**TASK TO CARRY OUT**
Read through the entries below and return each line with the word "Location".

**RECORDED INFORMATION**
------------------------------------
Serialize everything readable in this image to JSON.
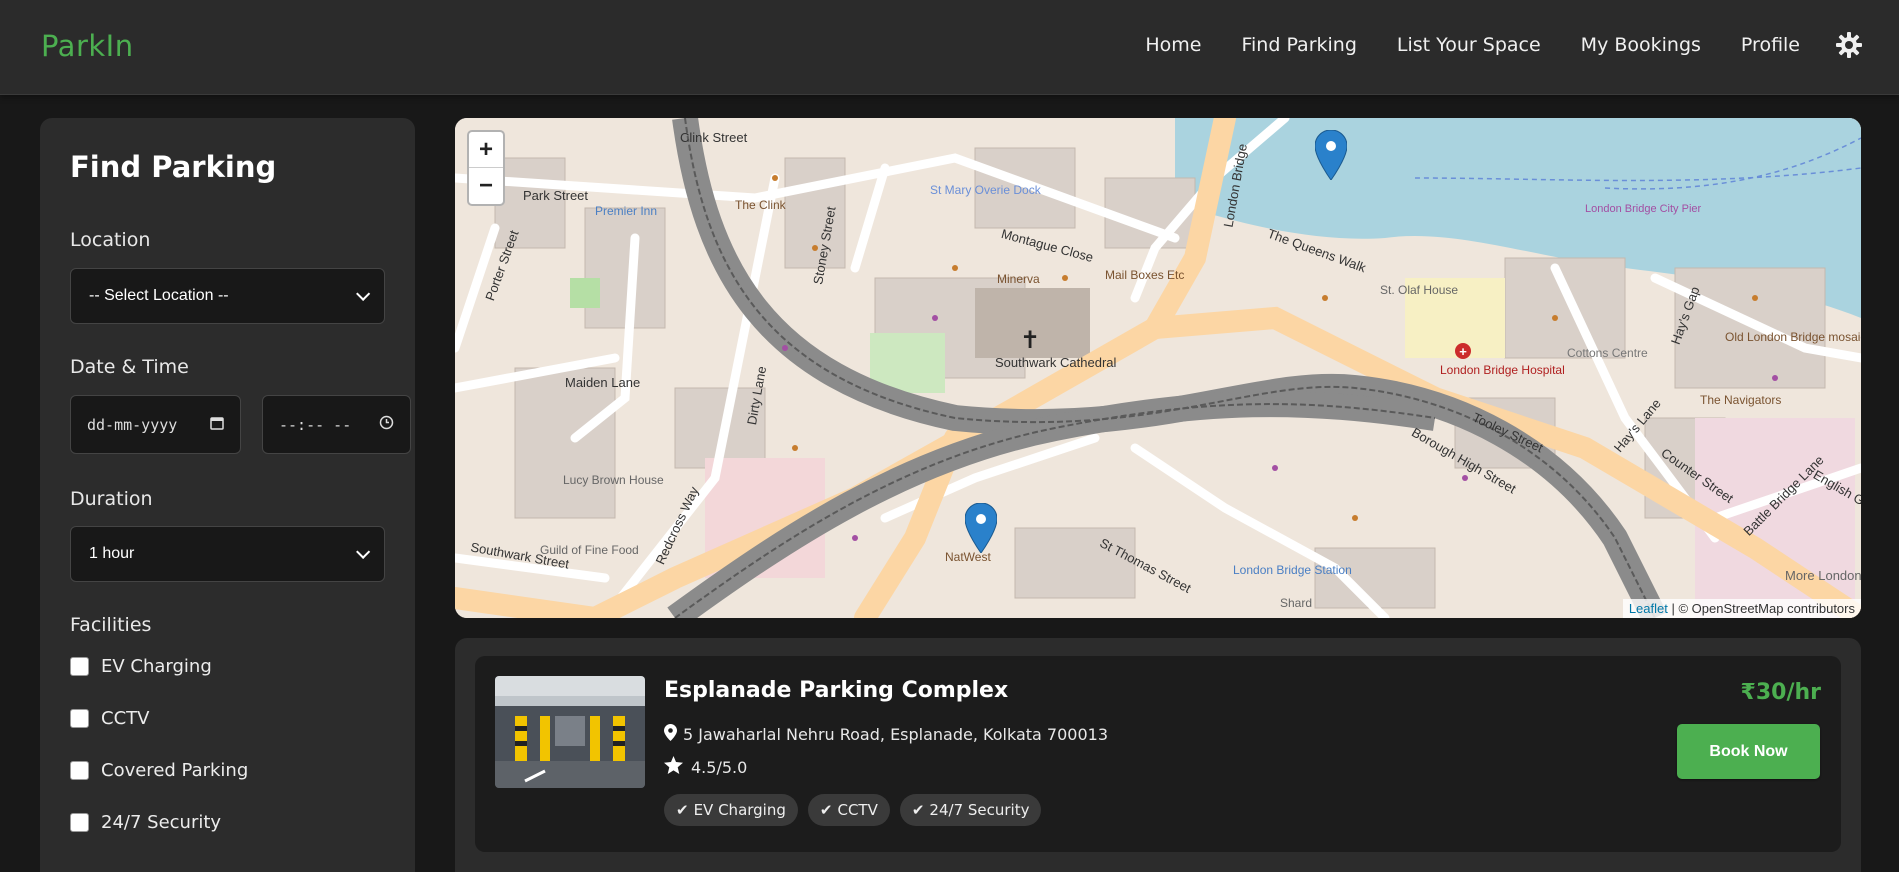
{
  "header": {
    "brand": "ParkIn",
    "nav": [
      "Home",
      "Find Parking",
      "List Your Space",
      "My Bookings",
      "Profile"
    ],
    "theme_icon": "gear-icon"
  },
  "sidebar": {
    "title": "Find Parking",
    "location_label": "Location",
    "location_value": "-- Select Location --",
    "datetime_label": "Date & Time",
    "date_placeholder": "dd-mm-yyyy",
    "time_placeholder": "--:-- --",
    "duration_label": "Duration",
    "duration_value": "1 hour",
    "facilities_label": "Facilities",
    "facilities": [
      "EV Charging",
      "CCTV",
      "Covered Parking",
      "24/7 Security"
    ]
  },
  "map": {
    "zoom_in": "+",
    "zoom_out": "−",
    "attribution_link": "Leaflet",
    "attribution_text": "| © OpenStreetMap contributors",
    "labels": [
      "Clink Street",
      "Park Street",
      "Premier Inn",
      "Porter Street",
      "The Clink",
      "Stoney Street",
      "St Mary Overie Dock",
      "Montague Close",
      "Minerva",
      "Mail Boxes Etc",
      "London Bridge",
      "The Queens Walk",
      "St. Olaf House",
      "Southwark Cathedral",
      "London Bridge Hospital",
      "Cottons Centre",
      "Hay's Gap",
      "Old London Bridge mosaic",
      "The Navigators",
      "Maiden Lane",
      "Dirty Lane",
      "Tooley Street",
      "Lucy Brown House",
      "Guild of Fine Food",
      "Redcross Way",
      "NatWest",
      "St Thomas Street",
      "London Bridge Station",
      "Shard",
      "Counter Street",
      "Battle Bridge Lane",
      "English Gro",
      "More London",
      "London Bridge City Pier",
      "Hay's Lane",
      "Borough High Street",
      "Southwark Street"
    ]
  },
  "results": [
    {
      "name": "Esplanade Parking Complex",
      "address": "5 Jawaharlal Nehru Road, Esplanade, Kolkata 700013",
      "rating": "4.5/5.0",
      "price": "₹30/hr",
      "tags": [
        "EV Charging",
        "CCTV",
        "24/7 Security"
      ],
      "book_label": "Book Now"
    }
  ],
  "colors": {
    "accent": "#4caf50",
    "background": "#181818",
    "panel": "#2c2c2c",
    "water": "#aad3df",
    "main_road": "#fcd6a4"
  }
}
------------------------------------
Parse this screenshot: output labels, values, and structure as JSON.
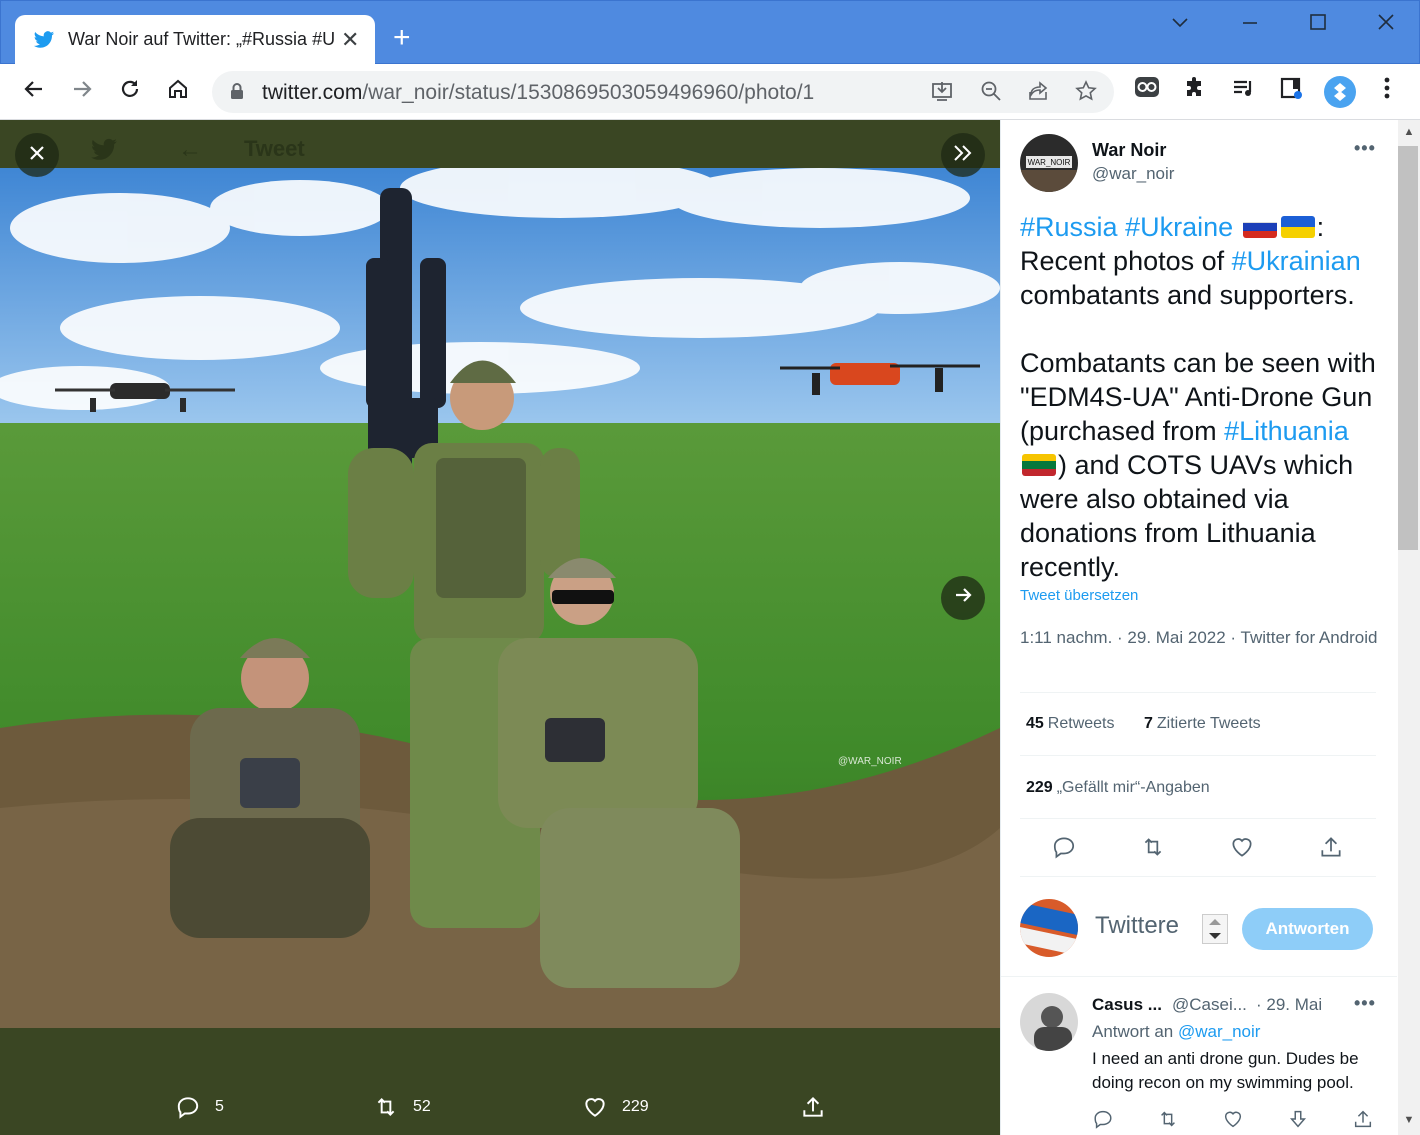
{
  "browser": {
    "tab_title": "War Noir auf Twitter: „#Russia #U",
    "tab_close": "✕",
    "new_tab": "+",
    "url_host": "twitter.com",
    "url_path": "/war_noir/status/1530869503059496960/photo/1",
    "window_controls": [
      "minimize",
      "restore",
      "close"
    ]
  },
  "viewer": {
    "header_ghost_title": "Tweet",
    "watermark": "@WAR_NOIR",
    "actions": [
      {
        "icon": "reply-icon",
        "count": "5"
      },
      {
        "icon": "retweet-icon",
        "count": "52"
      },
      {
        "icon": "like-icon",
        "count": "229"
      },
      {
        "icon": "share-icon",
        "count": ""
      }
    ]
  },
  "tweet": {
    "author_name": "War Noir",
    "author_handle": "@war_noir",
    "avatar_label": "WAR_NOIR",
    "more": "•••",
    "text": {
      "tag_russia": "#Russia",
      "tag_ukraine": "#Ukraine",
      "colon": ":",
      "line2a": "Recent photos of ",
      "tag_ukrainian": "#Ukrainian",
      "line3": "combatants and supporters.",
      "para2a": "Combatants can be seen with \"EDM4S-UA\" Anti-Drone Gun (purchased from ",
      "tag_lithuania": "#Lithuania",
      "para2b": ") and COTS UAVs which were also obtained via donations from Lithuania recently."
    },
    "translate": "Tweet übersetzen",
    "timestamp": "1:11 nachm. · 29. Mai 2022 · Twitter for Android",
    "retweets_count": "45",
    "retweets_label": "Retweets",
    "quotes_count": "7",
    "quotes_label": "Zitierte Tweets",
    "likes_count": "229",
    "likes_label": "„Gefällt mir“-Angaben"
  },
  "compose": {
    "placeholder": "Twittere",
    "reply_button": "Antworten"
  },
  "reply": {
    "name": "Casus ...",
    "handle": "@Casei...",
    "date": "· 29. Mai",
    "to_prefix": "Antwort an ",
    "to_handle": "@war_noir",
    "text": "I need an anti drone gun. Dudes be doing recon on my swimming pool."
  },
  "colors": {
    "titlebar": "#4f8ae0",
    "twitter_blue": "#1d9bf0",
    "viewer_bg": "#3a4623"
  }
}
------------------------------------
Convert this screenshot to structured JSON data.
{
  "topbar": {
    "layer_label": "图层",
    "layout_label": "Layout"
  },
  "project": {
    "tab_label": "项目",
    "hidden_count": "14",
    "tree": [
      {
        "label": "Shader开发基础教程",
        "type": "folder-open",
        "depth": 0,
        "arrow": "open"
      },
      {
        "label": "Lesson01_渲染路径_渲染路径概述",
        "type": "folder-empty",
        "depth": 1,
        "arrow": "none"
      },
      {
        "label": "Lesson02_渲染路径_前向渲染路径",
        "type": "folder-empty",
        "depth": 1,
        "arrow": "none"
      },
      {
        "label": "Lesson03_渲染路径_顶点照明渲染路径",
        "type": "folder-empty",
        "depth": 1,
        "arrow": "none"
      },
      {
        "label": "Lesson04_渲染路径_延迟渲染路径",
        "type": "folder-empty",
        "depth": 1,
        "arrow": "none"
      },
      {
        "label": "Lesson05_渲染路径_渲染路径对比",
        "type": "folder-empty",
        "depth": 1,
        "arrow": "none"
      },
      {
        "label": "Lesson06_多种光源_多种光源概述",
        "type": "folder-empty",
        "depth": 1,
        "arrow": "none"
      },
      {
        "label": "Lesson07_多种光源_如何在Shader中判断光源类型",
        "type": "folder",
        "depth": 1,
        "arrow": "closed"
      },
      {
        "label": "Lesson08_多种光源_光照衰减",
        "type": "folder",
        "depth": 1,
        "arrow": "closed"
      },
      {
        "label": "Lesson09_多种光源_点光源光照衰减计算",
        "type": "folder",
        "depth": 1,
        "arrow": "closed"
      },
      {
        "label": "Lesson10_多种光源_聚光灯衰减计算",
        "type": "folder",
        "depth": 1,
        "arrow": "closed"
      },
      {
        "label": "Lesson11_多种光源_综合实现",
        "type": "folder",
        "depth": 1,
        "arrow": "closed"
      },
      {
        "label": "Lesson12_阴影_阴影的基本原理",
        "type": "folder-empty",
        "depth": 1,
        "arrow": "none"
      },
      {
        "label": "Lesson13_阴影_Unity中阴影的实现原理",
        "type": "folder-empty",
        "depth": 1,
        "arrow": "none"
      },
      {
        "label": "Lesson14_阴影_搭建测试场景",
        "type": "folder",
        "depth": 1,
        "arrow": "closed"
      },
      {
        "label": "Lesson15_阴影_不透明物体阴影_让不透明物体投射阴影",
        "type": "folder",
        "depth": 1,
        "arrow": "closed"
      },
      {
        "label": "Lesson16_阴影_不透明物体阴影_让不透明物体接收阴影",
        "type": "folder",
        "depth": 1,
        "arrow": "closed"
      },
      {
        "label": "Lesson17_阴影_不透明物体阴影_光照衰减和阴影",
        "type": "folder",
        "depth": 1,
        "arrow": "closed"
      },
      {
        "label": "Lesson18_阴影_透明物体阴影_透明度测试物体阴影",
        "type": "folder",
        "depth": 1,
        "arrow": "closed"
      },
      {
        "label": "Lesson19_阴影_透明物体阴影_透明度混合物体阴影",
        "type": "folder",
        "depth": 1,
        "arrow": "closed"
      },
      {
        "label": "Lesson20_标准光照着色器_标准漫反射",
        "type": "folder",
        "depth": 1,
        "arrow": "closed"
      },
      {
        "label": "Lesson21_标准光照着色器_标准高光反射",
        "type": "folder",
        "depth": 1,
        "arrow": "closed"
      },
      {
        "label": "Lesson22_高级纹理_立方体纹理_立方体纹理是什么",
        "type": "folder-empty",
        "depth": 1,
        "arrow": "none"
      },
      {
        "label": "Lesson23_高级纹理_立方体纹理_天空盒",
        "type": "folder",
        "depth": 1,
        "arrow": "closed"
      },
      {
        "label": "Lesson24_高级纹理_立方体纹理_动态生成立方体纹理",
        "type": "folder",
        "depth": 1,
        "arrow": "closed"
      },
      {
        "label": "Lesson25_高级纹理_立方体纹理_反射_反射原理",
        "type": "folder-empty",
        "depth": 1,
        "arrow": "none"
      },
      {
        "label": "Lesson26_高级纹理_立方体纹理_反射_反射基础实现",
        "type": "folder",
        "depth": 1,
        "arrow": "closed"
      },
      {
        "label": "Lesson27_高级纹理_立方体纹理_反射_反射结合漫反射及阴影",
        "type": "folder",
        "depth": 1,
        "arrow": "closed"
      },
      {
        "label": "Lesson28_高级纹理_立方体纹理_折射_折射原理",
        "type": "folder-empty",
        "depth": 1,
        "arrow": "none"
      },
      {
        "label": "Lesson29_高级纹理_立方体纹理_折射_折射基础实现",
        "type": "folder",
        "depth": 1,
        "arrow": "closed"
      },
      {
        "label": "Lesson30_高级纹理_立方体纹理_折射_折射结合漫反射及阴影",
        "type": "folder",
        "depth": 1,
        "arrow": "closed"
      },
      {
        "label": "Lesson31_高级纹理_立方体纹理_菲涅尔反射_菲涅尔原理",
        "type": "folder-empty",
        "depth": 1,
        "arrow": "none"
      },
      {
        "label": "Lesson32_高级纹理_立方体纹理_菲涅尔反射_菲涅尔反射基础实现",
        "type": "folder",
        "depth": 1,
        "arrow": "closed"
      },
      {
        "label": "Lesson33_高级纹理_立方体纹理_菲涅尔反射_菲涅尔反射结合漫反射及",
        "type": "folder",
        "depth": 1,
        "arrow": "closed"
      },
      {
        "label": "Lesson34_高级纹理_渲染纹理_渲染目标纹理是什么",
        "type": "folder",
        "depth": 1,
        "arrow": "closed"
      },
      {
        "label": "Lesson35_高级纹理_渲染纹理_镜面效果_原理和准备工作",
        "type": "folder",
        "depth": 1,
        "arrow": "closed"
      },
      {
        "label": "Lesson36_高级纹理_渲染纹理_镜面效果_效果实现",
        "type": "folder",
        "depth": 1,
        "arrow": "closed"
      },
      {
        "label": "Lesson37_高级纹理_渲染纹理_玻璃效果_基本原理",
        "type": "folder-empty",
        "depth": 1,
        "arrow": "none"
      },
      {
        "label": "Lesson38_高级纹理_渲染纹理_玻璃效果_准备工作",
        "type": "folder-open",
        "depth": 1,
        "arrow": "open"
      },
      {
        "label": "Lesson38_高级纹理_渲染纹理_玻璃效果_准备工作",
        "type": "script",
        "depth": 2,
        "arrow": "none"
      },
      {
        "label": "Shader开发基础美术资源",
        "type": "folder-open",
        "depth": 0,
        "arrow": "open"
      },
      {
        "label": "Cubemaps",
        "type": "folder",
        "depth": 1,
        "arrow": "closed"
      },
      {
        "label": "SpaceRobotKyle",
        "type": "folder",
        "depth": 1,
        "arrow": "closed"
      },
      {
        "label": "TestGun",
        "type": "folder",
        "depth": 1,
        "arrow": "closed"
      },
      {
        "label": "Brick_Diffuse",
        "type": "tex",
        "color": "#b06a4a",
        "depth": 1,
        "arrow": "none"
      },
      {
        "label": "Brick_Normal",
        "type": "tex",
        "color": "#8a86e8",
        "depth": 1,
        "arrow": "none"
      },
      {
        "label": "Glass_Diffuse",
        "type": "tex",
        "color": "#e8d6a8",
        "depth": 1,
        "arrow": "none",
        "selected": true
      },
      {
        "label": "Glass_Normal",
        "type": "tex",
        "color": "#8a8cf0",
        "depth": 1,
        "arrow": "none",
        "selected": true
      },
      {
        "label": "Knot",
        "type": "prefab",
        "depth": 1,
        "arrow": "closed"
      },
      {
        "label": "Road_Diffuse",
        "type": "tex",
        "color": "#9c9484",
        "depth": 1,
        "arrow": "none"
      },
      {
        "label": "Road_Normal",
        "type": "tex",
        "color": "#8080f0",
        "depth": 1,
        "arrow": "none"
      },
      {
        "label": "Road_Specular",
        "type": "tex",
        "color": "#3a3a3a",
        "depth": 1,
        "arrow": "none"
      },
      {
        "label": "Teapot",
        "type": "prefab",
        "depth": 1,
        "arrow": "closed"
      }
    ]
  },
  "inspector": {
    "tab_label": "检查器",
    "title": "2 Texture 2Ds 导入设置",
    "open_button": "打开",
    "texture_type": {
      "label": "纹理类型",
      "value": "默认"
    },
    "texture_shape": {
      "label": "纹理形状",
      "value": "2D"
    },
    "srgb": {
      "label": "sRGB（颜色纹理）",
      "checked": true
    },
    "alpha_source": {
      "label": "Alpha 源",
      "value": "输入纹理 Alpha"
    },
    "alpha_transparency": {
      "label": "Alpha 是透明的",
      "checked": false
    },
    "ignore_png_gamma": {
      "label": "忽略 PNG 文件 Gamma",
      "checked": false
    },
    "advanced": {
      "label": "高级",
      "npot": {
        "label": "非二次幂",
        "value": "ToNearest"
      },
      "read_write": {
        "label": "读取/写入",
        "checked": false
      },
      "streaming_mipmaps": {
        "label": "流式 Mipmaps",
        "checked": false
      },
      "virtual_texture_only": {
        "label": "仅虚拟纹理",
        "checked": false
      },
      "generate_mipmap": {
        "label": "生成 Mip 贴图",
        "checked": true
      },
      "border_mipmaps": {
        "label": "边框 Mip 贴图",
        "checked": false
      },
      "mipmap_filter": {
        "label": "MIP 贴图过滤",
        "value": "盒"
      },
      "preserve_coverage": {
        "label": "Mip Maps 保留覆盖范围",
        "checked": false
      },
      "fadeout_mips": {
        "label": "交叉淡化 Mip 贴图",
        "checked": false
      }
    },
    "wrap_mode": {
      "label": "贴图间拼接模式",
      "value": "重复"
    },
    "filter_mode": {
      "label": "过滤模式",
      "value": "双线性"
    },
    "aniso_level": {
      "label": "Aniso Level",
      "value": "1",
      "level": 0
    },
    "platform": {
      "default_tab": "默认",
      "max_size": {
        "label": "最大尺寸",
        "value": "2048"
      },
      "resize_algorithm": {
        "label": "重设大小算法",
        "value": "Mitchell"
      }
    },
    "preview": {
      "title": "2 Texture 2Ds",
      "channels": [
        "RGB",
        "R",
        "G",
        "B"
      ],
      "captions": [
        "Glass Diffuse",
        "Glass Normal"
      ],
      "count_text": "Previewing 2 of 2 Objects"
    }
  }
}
------------------------------------
**RESULT**
    "location_label": "Location",
    "location_value": "-- Select Location --",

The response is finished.